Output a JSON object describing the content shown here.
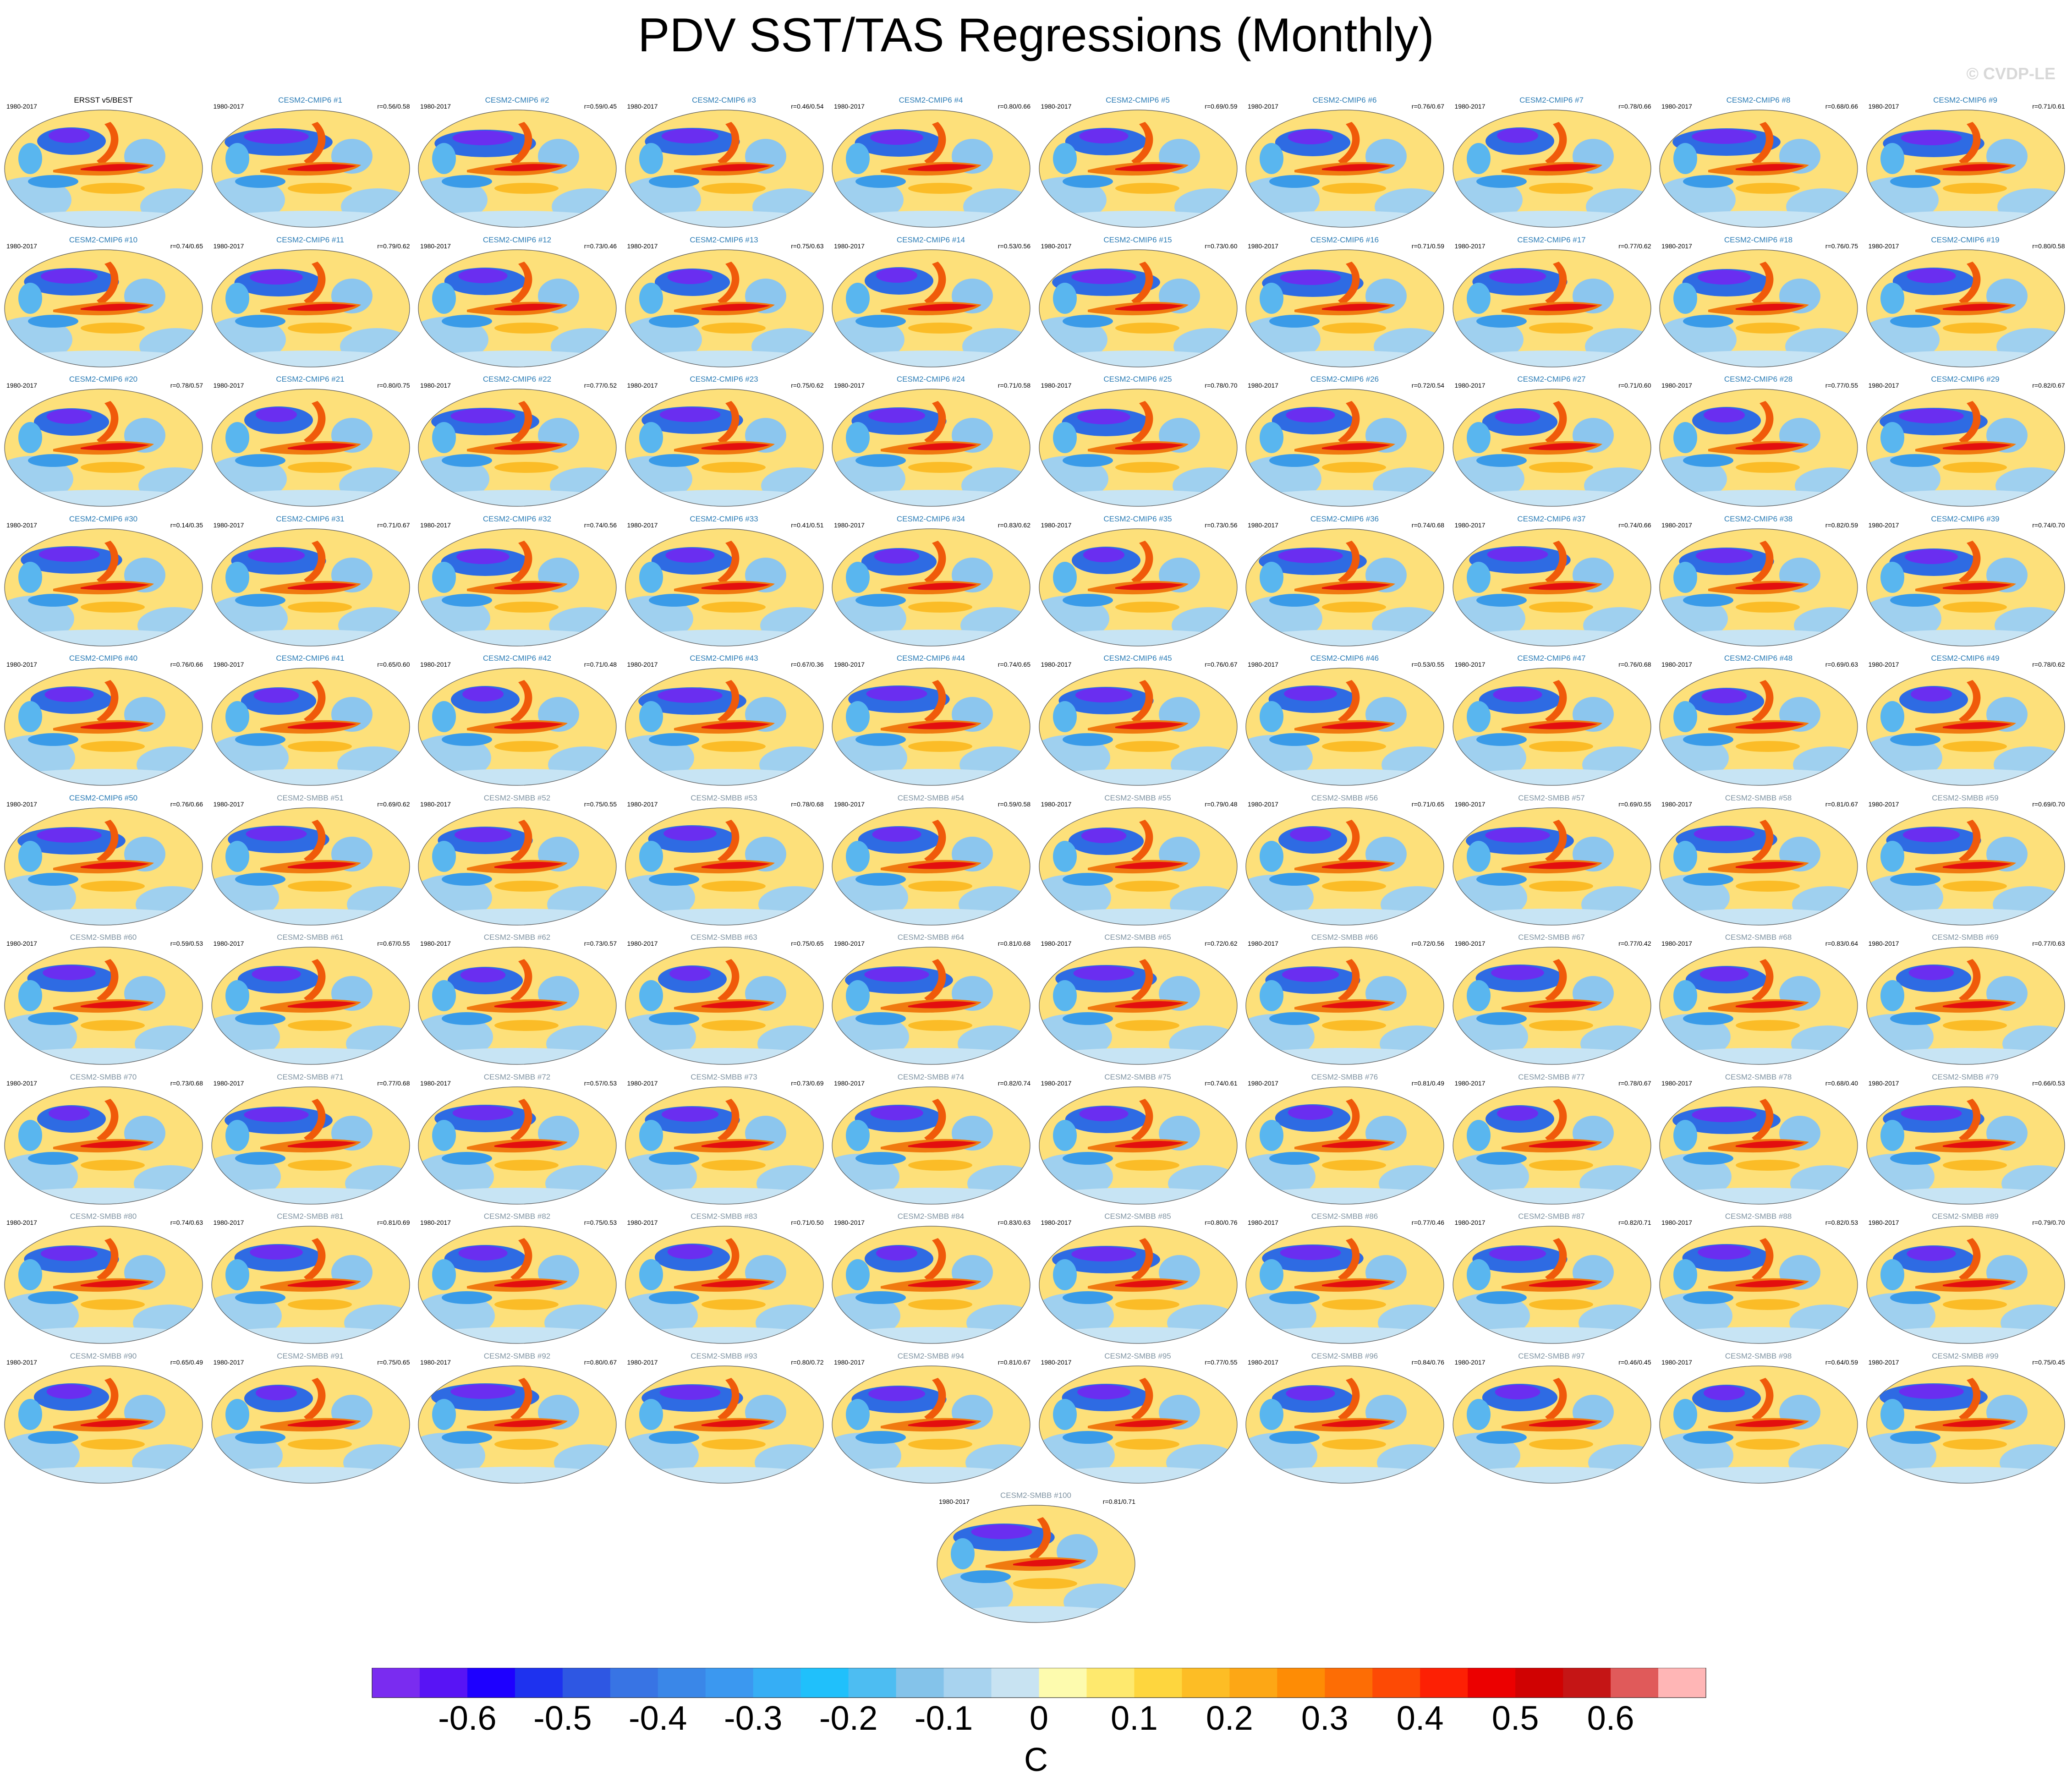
{
  "title": "PDV SST/TAS Regressions (Monthly)",
  "watermark": "© CVDP-LE",
  "colorbar": {
    "colors": [
      "#7a2cf0",
      "#5814f5",
      "#1e00ff",
      "#1e32ef",
      "#2e57e3",
      "#3874e4",
      "#3a87e8",
      "#3b98f0",
      "#36aef5",
      "#20c0fb",
      "#4dbdf2",
      "#84c3ea",
      "#a8d3ef",
      "#c8e3f2",
      "#fdfbae",
      "#fee96e",
      "#fed63e",
      "#fdbd25",
      "#fda715",
      "#fe8c05",
      "#fd6d05",
      "#fd4a05",
      "#fd2004",
      "#ec0000",
      "#d00202",
      "#c51515",
      "#e05a5a",
      "#ffb6b6"
    ],
    "tick_labels": [
      "-0.6",
      "-0.5",
      "-0.4",
      "-0.3",
      "-0.2",
      "-0.1",
      "0",
      "0.1",
      "0.2",
      "0.3",
      "0.4",
      "0.5",
      "0.6"
    ],
    "unit": "C"
  },
  "panels": [
    {
      "title": "ERSST v5/BEST",
      "period": "1980-2017",
      "corr": ""
    },
    {
      "title": "CESM2-CMIP6 #1",
      "period": "1980-2017",
      "corr": "r=0.56/0.58"
    },
    {
      "title": "CESM2-CMIP6 #2",
      "period": "1980-2017",
      "corr": "r=0.59/0.45"
    },
    {
      "title": "CESM2-CMIP6 #3",
      "period": "1980-2017",
      "corr": "r=0.46/0.54"
    },
    {
      "title": "CESM2-CMIP6 #4",
      "period": "1980-2017",
      "corr": "r=0.80/0.66"
    },
    {
      "title": "CESM2-CMIP6 #5",
      "period": "1980-2017",
      "corr": "r=0.69/0.59"
    },
    {
      "title": "CESM2-CMIP6 #6",
      "period": "1980-2017",
      "corr": "r=0.76/0.67"
    },
    {
      "title": "CESM2-CMIP6 #7",
      "period": "1980-2017",
      "corr": "r=0.78/0.66"
    },
    {
      "title": "CESM2-CMIP6 #8",
      "period": "1980-2017",
      "corr": "r=0.68/0.66"
    },
    {
      "title": "CESM2-CMIP6 #9",
      "period": "1980-2017",
      "corr": "r=0.71/0.61"
    },
    {
      "title": "CESM2-CMIP6 #10",
      "period": "1980-2017",
      "corr": "r=0.74/0.65"
    },
    {
      "title": "CESM2-CMIP6 #11",
      "period": "1980-2017",
      "corr": "r=0.79/0.62"
    },
    {
      "title": "CESM2-CMIP6 #12",
      "period": "1980-2017",
      "corr": "r=0.73/0.46"
    },
    {
      "title": "CESM2-CMIP6 #13",
      "period": "1980-2017",
      "corr": "r=0.75/0.63"
    },
    {
      "title": "CESM2-CMIP6 #14",
      "period": "1980-2017",
      "corr": "r=0.53/0.56"
    },
    {
      "title": "CESM2-CMIP6 #15",
      "period": "1980-2017",
      "corr": "r=0.73/0.60"
    },
    {
      "title": "CESM2-CMIP6 #16",
      "period": "1980-2017",
      "corr": "r=0.71/0.59"
    },
    {
      "title": "CESM2-CMIP6 #17",
      "period": "1980-2017",
      "corr": "r=0.77/0.62"
    },
    {
      "title": "CESM2-CMIP6 #18",
      "period": "1980-2017",
      "corr": "r=0.76/0.75"
    },
    {
      "title": "CESM2-CMIP6 #19",
      "period": "1980-2017",
      "corr": "r=0.80/0.58"
    },
    {
      "title": "CESM2-CMIP6 #20",
      "period": "1980-2017",
      "corr": "r=0.78/0.57"
    },
    {
      "title": "CESM2-CMIP6 #21",
      "period": "1980-2017",
      "corr": "r=0.80/0.75"
    },
    {
      "title": "CESM2-CMIP6 #22",
      "period": "1980-2017",
      "corr": "r=0.77/0.52"
    },
    {
      "title": "CESM2-CMIP6 #23",
      "period": "1980-2017",
      "corr": "r=0.75/0.62"
    },
    {
      "title": "CESM2-CMIP6 #24",
      "period": "1980-2017",
      "corr": "r=0.71/0.58"
    },
    {
      "title": "CESM2-CMIP6 #25",
      "period": "1980-2017",
      "corr": "r=0.78/0.70"
    },
    {
      "title": "CESM2-CMIP6 #26",
      "period": "1980-2017",
      "corr": "r=0.72/0.54"
    },
    {
      "title": "CESM2-CMIP6 #27",
      "period": "1980-2017",
      "corr": "r=0.71/0.60"
    },
    {
      "title": "CESM2-CMIP6 #28",
      "period": "1980-2017",
      "corr": "r=0.77/0.55"
    },
    {
      "title": "CESM2-CMIP6 #29",
      "period": "1980-2017",
      "corr": "r=0.82/0.67"
    },
    {
      "title": "CESM2-CMIP6 #30",
      "period": "1980-2017",
      "corr": "r=0.14/0.35"
    },
    {
      "title": "CESM2-CMIP6 #31",
      "period": "1980-2017",
      "corr": "r=0.71/0.67"
    },
    {
      "title": "CESM2-CMIP6 #32",
      "period": "1980-2017",
      "corr": "r=0.74/0.56"
    },
    {
      "title": "CESM2-CMIP6 #33",
      "period": "1980-2017",
      "corr": "r=0.41/0.51"
    },
    {
      "title": "CESM2-CMIP6 #34",
      "period": "1980-2017",
      "corr": "r=0.83/0.62"
    },
    {
      "title": "CESM2-CMIP6 #35",
      "period": "1980-2017",
      "corr": "r=0.73/0.56"
    },
    {
      "title": "CESM2-CMIP6 #36",
      "period": "1980-2017",
      "corr": "r=0.74/0.68"
    },
    {
      "title": "CESM2-CMIP6 #37",
      "period": "1980-2017",
      "corr": "r=0.74/0.66"
    },
    {
      "title": "CESM2-CMIP6 #38",
      "period": "1980-2017",
      "corr": "r=0.82/0.59"
    },
    {
      "title": "CESM2-CMIP6 #39",
      "period": "1980-2017",
      "corr": "r=0.74/0.70"
    },
    {
      "title": "CESM2-CMIP6 #40",
      "period": "1980-2017",
      "corr": "r=0.76/0.66"
    },
    {
      "title": "CESM2-CMIP6 #41",
      "period": "1980-2017",
      "corr": "r=0.65/0.60"
    },
    {
      "title": "CESM2-CMIP6 #42",
      "period": "1980-2017",
      "corr": "r=0.71/0.48"
    },
    {
      "title": "CESM2-CMIP6 #43",
      "period": "1980-2017",
      "corr": "r=0.67/0.36"
    },
    {
      "title": "CESM2-CMIP6 #44",
      "period": "1980-2017",
      "corr": "r=0.74/0.65"
    },
    {
      "title": "CESM2-CMIP6 #45",
      "period": "1980-2017",
      "corr": "r=0.76/0.67"
    },
    {
      "title": "CESM2-CMIP6 #46",
      "period": "1980-2017",
      "corr": "r=0.53/0.55"
    },
    {
      "title": "CESM2-CMIP6 #47",
      "period": "1980-2017",
      "corr": "r=0.76/0.68"
    },
    {
      "title": "CESM2-CMIP6 #48",
      "period": "1980-2017",
      "corr": "r=0.69/0.63"
    },
    {
      "title": "CESM2-CMIP6 #49",
      "period": "1980-2017",
      "corr": "r=0.78/0.62"
    },
    {
      "title": "CESM2-CMIP6 #50",
      "period": "1980-2017",
      "corr": "r=0.76/0.66"
    },
    {
      "title": "CESM2-SMBB #51",
      "period": "1980-2017",
      "corr": "r=0.69/0.62"
    },
    {
      "title": "CESM2-SMBB #52",
      "period": "1980-2017",
      "corr": "r=0.75/0.55"
    },
    {
      "title": "CESM2-SMBB #53",
      "period": "1980-2017",
      "corr": "r=0.78/0.68"
    },
    {
      "title": "CESM2-SMBB #54",
      "period": "1980-2017",
      "corr": "r=0.59/0.58"
    },
    {
      "title": "CESM2-SMBB #55",
      "period": "1980-2017",
      "corr": "r=0.79/0.48"
    },
    {
      "title": "CESM2-SMBB #56",
      "period": "1980-2017",
      "corr": "r=0.71/0.65"
    },
    {
      "title": "CESM2-SMBB #57",
      "period": "1980-2017",
      "corr": "r=0.69/0.55"
    },
    {
      "title": "CESM2-SMBB #58",
      "period": "1980-2017",
      "corr": "r=0.81/0.67"
    },
    {
      "title": "CESM2-SMBB #59",
      "period": "1980-2017",
      "corr": "r=0.69/0.70"
    },
    {
      "title": "CESM2-SMBB #60",
      "period": "1980-2017",
      "corr": "r=0.59/0.53"
    },
    {
      "title": "CESM2-SMBB #61",
      "period": "1980-2017",
      "corr": "r=0.67/0.55"
    },
    {
      "title": "CESM2-SMBB #62",
      "period": "1980-2017",
      "corr": "r=0.73/0.57"
    },
    {
      "title": "CESM2-SMBB #63",
      "period": "1980-2017",
      "corr": "r=0.75/0.65"
    },
    {
      "title": "CESM2-SMBB #64",
      "period": "1980-2017",
      "corr": "r=0.81/0.68"
    },
    {
      "title": "CESM2-SMBB #65",
      "period": "1980-2017",
      "corr": "r=0.72/0.62"
    },
    {
      "title": "CESM2-SMBB #66",
      "period": "1980-2017",
      "corr": "r=0.72/0.56"
    },
    {
      "title": "CESM2-SMBB #67",
      "period": "1980-2017",
      "corr": "r=0.77/0.42"
    },
    {
      "title": "CESM2-SMBB #68",
      "period": "1980-2017",
      "corr": "r=0.83/0.64"
    },
    {
      "title": "CESM2-SMBB #69",
      "period": "1980-2017",
      "corr": "r=0.77/0.63"
    },
    {
      "title": "CESM2-SMBB #70",
      "period": "1980-2017",
      "corr": "r=0.73/0.68"
    },
    {
      "title": "CESM2-SMBB #71",
      "period": "1980-2017",
      "corr": "r=0.77/0.68"
    },
    {
      "title": "CESM2-SMBB #72",
      "period": "1980-2017",
      "corr": "r=0.57/0.53"
    },
    {
      "title": "CESM2-SMBB #73",
      "period": "1980-2017",
      "corr": "r=0.73/0.69"
    },
    {
      "title": "CESM2-SMBB #74",
      "period": "1980-2017",
      "corr": "r=0.82/0.74"
    },
    {
      "title": "CESM2-SMBB #75",
      "period": "1980-2017",
      "corr": "r=0.74/0.61"
    },
    {
      "title": "CESM2-SMBB #76",
      "period": "1980-2017",
      "corr": "r=0.81/0.49"
    },
    {
      "title": "CESM2-SMBB #77",
      "period": "1980-2017",
      "corr": "r=0.78/0.67"
    },
    {
      "title": "CESM2-SMBB #78",
      "period": "1980-2017",
      "corr": "r=0.68/0.40"
    },
    {
      "title": "CESM2-SMBB #79",
      "period": "1980-2017",
      "corr": "r=0.66/0.53"
    },
    {
      "title": "CESM2-SMBB #80",
      "period": "1980-2017",
      "corr": "r=0.74/0.63"
    },
    {
      "title": "CESM2-SMBB #81",
      "period": "1980-2017",
      "corr": "r=0.81/0.69"
    },
    {
      "title": "CESM2-SMBB #82",
      "period": "1980-2017",
      "corr": "r=0.75/0.53"
    },
    {
      "title": "CESM2-SMBB #83",
      "period": "1980-2017",
      "corr": "r=0.71/0.50"
    },
    {
      "title": "CESM2-SMBB #84",
      "period": "1980-2017",
      "corr": "r=0.83/0.63"
    },
    {
      "title": "CESM2-SMBB #85",
      "period": "1980-2017",
      "corr": "r=0.80/0.76"
    },
    {
      "title": "CESM2-SMBB #86",
      "period": "1980-2017",
      "corr": "r=0.77/0.46"
    },
    {
      "title": "CESM2-SMBB #87",
      "period": "1980-2017",
      "corr": "r=0.82/0.71"
    },
    {
      "title": "CESM2-SMBB #88",
      "period": "1980-2017",
      "corr": "r=0.82/0.53"
    },
    {
      "title": "CESM2-SMBB #89",
      "period": "1980-2017",
      "corr": "r=0.79/0.70"
    },
    {
      "title": "CESM2-SMBB #90",
      "period": "1980-2017",
      "corr": "r=0.65/0.49"
    },
    {
      "title": "CESM2-SMBB #91",
      "period": "1980-2017",
      "corr": "r=0.75/0.65"
    },
    {
      "title": "CESM2-SMBB #92",
      "period": "1980-2017",
      "corr": "r=0.80/0.67"
    },
    {
      "title": "CESM2-SMBB #93",
      "period": "1980-2017",
      "corr": "r=0.80/0.72"
    },
    {
      "title": "CESM2-SMBB #94",
      "period": "1980-2017",
      "corr": "r=0.81/0.67"
    },
    {
      "title": "CESM2-SMBB #95",
      "period": "1980-2017",
      "corr": "r=0.77/0.55"
    },
    {
      "title": "CESM2-SMBB #96",
      "period": "1980-2017",
      "corr": "r=0.84/0.76"
    },
    {
      "title": "CESM2-SMBB #97",
      "period": "1980-2017",
      "corr": "r=0.46/0.45"
    },
    {
      "title": "CESM2-SMBB #98",
      "period": "1980-2017",
      "corr": "r=0.64/0.59"
    },
    {
      "title": "CESM2-SMBB #99",
      "period": "1980-2017",
      "corr": "r=0.75/0.45"
    },
    {
      "title": "CESM2-SMBB #100",
      "period": "1980-2017",
      "corr": "r=0.81/0.71"
    }
  ],
  "chart_data": {
    "type": "heatmap",
    "title": "PDV SST/TAS Regressions (Monthly)",
    "projection": "global",
    "panel_count": 101,
    "colorbar_levels": [
      -0.65,
      -0.6,
      -0.55,
      -0.5,
      -0.45,
      -0.4,
      -0.35,
      -0.3,
      -0.25,
      -0.2,
      -0.15,
      -0.1,
      -0.05,
      0,
      0.05,
      0.1,
      0.15,
      0.2,
      0.25,
      0.3,
      0.35,
      0.4,
      0.45,
      0.5,
      0.55,
      0.6,
      0.65
    ],
    "unit": "C"
  }
}
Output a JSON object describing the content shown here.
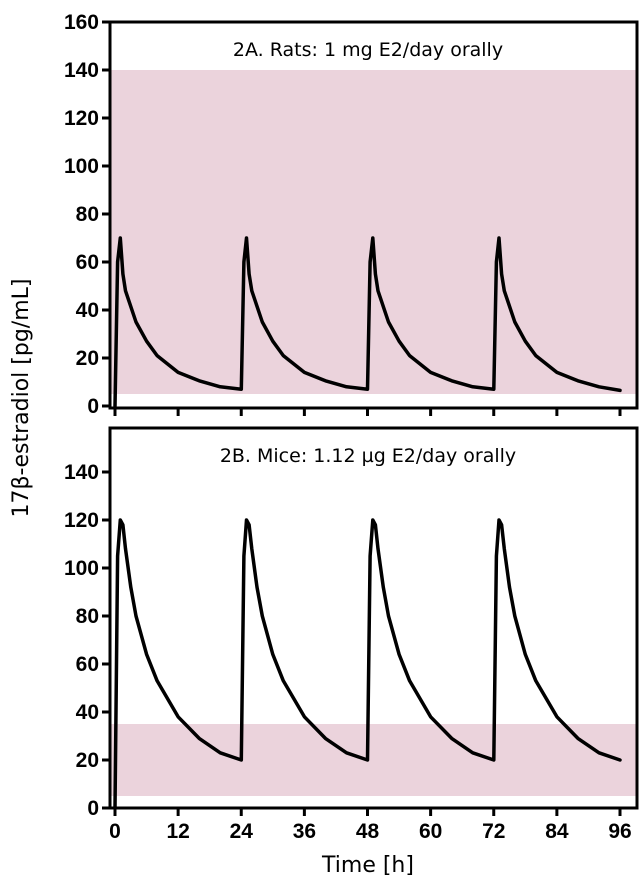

--------------------------------

§ Work to do:
Look through the material above and pick out each line holding the word "Monthly".

§ Answer to the exercise:
  "title": "PDV SST/TAS Regressions (Monthly)",
    "title": "PDV SST/TAS Regressions (Monthly)",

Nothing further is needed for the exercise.